:: INSTRUCTIONS TO FOLLOW ::
Report how many lines hold the word "ClientDB"; give nothing but the number.

Data excerpts:
※

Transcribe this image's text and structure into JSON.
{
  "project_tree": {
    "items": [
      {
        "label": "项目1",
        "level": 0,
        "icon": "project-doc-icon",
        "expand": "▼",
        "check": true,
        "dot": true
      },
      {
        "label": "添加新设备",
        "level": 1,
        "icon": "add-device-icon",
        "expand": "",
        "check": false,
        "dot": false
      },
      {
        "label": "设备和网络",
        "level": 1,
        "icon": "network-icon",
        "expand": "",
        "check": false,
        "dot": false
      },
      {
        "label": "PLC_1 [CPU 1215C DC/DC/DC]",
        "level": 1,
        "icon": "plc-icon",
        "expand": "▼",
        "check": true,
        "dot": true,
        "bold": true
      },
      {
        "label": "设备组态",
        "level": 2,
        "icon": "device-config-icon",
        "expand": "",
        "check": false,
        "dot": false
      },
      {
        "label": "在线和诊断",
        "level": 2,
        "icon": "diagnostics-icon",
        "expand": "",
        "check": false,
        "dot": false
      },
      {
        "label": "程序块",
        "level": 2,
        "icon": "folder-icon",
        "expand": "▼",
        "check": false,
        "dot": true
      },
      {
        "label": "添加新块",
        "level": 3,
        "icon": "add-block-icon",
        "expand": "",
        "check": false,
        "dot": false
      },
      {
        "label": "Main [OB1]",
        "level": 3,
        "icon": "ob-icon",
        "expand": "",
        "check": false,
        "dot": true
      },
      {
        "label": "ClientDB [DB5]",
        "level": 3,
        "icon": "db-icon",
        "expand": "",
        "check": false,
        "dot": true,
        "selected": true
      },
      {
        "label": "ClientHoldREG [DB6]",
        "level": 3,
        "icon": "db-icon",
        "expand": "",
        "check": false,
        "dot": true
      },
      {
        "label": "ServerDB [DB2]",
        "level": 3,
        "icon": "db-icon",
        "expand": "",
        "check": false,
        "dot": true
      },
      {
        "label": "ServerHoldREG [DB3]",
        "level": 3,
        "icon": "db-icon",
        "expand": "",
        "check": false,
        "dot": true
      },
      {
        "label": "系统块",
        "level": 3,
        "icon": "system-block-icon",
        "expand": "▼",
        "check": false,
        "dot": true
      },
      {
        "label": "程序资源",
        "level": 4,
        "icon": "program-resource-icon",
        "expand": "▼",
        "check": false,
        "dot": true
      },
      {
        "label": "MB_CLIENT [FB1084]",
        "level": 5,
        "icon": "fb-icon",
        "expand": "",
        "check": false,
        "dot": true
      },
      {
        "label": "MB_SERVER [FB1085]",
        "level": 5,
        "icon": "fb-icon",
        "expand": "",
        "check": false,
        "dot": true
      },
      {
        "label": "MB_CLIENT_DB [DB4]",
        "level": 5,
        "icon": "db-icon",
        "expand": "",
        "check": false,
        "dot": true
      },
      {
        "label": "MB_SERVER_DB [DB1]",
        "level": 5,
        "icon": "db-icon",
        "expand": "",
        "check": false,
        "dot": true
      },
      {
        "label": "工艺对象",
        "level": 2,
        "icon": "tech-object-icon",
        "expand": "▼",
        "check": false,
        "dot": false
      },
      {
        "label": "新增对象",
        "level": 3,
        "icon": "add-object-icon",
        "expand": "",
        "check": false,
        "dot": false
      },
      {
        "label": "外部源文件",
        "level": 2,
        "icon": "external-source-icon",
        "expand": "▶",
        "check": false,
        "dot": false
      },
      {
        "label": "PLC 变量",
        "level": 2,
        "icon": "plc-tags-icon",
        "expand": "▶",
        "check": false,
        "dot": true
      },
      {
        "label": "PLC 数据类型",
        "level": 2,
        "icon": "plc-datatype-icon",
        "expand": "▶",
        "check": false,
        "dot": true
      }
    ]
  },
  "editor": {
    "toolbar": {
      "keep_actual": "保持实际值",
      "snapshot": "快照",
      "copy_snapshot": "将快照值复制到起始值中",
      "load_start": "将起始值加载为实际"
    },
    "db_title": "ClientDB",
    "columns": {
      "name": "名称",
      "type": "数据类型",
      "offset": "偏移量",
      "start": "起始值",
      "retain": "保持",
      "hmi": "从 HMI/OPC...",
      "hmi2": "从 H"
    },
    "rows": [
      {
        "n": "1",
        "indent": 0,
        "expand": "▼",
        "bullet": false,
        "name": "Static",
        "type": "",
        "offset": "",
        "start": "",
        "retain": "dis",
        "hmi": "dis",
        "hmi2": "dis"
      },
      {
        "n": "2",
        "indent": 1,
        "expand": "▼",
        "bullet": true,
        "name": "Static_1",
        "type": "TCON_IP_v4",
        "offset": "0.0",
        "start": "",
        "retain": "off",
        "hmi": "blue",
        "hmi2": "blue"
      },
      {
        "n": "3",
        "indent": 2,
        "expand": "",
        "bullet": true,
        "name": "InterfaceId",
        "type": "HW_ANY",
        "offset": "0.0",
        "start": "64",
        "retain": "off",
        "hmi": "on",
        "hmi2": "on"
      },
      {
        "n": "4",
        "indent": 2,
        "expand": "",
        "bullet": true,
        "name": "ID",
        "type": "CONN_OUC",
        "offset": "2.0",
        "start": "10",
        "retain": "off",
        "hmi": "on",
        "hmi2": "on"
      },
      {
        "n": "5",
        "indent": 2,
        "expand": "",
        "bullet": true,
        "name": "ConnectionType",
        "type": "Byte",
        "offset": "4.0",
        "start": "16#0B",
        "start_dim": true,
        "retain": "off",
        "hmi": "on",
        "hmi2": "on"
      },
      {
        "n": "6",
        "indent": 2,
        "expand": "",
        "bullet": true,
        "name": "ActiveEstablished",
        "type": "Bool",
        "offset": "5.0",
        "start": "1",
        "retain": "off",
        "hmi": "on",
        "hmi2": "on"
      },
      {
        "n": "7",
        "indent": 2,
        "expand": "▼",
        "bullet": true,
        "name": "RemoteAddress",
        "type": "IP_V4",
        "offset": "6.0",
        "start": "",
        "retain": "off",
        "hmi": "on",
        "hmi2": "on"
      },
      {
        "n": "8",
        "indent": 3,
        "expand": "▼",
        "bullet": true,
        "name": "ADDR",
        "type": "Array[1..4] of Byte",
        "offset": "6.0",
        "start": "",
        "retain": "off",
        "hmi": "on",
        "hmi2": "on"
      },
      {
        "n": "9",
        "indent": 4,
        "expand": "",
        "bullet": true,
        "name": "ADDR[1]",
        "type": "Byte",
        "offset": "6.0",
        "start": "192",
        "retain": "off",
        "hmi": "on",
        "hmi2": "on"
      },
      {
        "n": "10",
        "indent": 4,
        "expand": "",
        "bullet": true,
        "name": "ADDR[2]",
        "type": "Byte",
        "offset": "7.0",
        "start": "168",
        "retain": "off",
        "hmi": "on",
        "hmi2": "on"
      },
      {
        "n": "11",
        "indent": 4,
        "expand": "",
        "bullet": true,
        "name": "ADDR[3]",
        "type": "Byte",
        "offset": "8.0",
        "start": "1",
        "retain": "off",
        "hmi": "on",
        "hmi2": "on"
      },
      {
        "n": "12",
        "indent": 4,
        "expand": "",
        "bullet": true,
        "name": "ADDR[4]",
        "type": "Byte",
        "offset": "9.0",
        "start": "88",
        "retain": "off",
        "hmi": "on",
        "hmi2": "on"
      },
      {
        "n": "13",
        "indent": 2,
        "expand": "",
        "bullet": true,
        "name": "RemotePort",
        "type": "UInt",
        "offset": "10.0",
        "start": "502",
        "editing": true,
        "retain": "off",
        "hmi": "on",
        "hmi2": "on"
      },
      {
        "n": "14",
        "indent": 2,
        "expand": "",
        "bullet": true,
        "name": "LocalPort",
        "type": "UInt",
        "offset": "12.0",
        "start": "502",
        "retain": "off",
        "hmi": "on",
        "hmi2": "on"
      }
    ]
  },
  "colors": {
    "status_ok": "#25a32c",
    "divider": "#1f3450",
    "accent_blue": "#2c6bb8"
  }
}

※

:: FINISHED ANSWER ::
2